:: EXERCISE REQUIREMENTS ::
Count every line in the entries that follow where the word "Binance" appears, then state only the total.

:: DATA EXTRACT ::

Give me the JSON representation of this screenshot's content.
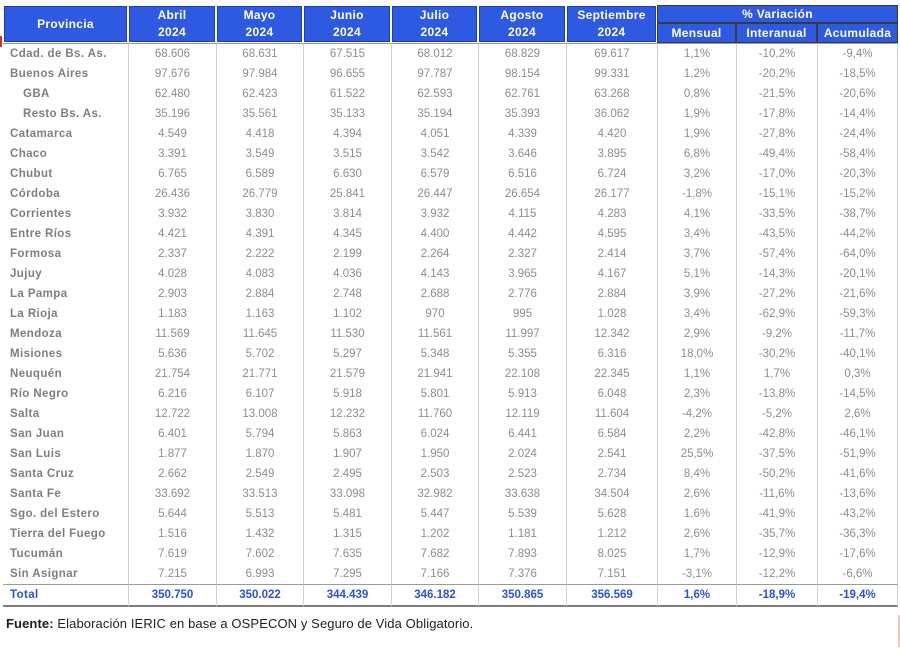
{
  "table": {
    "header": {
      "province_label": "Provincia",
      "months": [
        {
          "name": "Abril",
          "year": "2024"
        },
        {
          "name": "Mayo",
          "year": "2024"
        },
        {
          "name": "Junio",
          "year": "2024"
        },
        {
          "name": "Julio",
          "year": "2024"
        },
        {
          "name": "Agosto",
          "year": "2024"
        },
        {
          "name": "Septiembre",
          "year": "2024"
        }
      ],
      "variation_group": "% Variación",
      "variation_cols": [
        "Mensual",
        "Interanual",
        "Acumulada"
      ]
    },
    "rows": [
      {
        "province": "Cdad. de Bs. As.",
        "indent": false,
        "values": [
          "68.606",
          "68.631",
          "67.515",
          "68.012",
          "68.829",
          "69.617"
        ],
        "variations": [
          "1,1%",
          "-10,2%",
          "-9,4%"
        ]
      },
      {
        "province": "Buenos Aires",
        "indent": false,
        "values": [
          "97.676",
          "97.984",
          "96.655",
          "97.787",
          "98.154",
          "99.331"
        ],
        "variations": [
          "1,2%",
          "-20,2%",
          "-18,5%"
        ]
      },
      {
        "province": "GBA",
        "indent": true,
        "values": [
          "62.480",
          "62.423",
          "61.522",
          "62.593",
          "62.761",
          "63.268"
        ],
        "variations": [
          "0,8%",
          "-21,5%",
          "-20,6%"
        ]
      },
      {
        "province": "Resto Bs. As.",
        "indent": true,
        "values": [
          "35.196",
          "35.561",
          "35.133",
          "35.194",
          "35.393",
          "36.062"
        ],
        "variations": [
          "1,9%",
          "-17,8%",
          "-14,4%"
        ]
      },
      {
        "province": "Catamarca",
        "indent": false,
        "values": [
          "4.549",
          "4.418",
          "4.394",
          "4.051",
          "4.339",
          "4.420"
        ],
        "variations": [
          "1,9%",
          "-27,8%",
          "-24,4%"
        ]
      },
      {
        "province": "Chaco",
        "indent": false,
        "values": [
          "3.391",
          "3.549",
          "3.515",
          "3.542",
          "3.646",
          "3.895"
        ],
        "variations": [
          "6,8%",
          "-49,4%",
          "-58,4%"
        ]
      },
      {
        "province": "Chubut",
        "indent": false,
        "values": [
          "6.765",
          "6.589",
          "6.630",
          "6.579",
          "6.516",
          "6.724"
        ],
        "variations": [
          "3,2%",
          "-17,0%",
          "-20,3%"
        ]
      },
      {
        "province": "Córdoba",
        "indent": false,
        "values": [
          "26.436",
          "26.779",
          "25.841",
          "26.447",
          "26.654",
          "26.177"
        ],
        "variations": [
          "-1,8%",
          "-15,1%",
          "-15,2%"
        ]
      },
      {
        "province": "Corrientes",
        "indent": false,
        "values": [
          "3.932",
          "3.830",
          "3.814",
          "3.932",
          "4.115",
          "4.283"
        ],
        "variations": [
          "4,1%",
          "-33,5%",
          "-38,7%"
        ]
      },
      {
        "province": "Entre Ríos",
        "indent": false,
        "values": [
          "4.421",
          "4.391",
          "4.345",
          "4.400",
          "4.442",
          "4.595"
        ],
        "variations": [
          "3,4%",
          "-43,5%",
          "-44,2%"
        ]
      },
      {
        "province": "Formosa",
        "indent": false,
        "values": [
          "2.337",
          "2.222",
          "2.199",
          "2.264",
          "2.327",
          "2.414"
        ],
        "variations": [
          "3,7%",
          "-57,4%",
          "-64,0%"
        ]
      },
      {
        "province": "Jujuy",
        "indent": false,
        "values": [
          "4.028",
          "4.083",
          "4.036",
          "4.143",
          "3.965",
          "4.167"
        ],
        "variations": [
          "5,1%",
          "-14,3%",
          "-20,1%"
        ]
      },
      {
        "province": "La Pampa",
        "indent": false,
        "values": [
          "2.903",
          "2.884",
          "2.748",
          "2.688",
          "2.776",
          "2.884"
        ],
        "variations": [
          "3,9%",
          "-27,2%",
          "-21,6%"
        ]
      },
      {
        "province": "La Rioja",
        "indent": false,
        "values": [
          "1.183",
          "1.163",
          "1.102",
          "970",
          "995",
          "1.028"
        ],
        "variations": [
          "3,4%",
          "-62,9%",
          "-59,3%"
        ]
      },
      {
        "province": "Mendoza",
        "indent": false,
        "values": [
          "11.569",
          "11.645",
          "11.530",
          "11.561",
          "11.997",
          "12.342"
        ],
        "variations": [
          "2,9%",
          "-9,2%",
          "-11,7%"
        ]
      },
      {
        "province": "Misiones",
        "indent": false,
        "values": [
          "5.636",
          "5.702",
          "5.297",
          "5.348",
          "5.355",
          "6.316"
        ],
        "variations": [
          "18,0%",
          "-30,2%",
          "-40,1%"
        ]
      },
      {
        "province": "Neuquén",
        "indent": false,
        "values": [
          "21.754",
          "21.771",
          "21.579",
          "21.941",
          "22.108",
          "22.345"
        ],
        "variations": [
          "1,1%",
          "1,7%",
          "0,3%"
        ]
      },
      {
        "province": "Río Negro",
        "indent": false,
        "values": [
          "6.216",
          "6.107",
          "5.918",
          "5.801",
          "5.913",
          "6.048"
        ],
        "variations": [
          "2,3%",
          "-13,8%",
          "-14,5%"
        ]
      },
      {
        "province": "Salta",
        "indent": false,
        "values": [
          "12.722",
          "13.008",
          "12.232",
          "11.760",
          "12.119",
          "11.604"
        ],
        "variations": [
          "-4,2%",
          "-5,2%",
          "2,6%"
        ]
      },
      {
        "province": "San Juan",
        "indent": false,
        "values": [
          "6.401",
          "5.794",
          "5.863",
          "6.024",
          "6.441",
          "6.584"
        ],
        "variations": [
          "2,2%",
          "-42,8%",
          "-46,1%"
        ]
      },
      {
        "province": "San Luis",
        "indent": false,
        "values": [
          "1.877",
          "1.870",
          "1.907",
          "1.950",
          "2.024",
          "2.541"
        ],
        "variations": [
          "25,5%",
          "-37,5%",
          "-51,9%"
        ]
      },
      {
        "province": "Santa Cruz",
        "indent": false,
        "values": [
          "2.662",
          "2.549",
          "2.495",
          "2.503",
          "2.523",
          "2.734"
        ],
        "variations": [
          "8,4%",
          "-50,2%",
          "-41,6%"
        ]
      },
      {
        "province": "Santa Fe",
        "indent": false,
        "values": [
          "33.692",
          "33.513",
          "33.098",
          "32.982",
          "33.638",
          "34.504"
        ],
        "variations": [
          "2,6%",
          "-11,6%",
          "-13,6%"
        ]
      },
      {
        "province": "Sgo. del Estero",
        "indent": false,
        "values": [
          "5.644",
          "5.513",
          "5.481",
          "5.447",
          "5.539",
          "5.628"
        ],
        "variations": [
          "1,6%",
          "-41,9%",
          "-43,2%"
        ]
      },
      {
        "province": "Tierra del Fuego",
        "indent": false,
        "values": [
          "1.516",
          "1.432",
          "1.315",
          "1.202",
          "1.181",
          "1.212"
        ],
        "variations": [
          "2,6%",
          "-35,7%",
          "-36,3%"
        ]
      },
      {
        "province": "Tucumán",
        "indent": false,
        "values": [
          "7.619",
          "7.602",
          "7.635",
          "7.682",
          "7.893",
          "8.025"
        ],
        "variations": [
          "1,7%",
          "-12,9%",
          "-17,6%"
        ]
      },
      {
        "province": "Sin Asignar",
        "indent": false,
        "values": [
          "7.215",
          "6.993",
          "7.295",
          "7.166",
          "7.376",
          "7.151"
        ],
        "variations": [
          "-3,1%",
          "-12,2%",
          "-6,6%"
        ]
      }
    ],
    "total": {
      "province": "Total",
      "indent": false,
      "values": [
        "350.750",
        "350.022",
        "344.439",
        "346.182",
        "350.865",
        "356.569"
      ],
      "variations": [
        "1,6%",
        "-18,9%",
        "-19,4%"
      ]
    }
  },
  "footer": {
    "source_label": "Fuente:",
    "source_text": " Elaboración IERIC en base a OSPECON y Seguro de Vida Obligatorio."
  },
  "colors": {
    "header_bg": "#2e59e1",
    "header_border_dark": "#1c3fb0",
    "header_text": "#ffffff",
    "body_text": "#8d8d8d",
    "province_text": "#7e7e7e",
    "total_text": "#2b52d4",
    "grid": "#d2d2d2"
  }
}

---

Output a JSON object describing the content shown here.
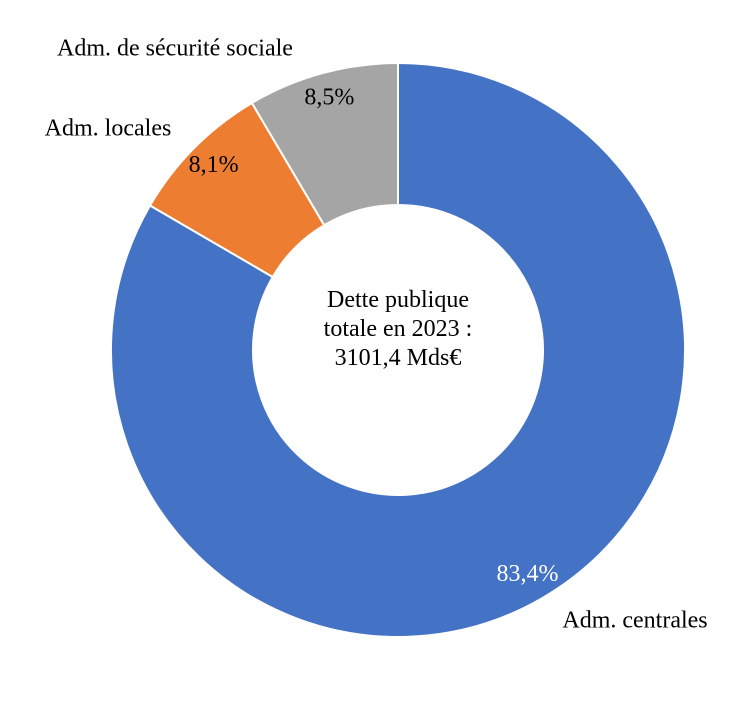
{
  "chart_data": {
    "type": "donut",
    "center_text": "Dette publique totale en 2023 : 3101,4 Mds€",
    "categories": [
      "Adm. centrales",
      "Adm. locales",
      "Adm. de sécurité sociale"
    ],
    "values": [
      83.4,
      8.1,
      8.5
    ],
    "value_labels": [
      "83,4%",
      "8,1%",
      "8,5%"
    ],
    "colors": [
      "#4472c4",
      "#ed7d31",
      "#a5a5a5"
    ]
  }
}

==

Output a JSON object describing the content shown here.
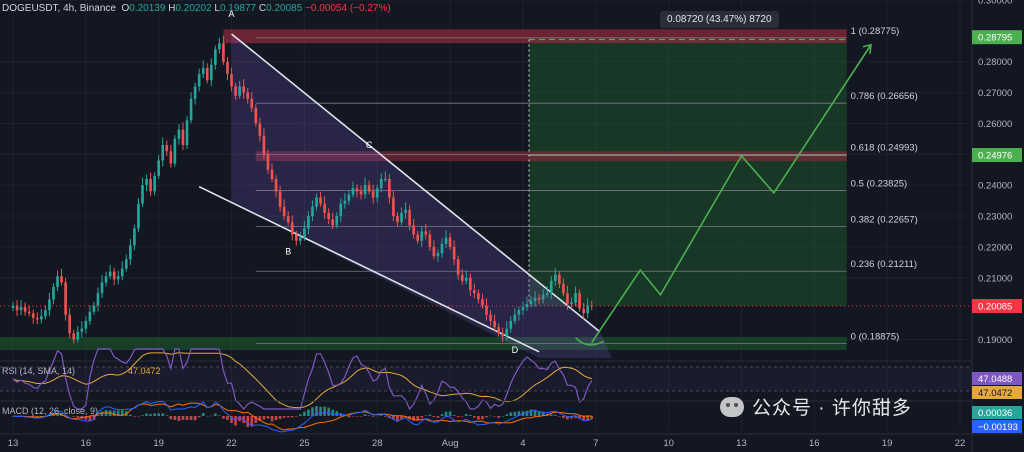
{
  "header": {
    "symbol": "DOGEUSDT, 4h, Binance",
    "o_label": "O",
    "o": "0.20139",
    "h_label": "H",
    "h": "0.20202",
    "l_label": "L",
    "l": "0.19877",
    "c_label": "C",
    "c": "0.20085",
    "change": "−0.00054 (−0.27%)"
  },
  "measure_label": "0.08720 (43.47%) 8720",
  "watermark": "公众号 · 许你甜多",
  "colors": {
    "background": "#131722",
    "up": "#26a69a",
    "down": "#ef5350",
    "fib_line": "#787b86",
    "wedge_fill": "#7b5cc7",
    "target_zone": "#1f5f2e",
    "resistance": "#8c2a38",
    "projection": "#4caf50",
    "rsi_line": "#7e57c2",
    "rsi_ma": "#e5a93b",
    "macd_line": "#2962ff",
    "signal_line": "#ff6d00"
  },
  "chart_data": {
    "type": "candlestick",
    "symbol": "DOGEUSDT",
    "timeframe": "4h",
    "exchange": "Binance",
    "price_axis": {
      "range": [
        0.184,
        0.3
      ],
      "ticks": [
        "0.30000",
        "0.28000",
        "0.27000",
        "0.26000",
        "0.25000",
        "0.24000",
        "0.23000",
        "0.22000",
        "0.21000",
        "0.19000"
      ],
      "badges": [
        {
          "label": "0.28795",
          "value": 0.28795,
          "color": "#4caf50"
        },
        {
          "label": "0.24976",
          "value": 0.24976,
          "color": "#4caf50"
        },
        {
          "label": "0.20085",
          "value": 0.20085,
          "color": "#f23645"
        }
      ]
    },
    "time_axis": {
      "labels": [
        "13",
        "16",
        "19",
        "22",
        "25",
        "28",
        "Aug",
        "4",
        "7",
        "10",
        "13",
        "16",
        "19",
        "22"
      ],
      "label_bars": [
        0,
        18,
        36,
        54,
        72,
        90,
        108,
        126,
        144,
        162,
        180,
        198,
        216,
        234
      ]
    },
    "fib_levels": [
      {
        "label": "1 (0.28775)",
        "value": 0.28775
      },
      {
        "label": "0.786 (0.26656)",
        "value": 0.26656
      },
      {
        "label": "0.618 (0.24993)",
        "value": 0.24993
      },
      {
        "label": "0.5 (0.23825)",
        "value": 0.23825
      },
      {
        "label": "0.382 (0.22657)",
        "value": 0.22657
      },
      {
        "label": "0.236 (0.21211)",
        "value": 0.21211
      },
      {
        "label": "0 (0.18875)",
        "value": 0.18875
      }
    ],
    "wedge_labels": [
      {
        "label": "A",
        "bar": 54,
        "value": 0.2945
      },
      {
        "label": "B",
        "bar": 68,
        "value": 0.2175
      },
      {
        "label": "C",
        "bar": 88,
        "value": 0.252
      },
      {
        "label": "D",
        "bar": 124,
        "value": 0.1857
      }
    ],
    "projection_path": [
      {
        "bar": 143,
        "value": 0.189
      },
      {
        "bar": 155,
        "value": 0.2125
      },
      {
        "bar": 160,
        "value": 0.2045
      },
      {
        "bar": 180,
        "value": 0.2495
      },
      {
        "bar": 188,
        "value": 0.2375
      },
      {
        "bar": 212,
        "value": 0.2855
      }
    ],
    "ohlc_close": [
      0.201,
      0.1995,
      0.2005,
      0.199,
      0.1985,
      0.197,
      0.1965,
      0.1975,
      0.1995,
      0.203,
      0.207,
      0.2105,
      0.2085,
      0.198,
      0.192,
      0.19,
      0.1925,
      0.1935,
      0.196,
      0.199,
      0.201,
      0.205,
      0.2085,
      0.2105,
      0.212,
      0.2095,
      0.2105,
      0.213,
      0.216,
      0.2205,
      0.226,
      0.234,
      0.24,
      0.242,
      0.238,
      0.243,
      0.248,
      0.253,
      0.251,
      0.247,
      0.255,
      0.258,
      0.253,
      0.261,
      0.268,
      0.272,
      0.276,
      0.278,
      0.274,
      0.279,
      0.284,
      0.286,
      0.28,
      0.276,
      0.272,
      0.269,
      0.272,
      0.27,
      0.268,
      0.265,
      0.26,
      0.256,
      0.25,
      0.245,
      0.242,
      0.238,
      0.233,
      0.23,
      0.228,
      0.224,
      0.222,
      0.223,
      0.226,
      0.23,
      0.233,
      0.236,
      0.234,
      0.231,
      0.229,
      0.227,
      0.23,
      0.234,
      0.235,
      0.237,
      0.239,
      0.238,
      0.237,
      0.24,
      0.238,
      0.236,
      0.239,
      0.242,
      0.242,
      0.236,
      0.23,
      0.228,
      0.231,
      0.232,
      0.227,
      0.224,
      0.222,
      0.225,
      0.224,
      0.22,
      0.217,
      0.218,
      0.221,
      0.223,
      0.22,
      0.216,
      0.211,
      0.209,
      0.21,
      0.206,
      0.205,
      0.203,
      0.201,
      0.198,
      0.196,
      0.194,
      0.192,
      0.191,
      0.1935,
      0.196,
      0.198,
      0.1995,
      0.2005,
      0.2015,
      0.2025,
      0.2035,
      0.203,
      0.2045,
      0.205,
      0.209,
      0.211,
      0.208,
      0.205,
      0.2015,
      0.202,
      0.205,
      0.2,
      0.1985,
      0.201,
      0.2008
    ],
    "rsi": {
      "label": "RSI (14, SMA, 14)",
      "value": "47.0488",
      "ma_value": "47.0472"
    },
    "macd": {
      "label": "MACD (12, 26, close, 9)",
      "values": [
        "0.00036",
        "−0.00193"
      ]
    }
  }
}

:: RESPONSE ::
2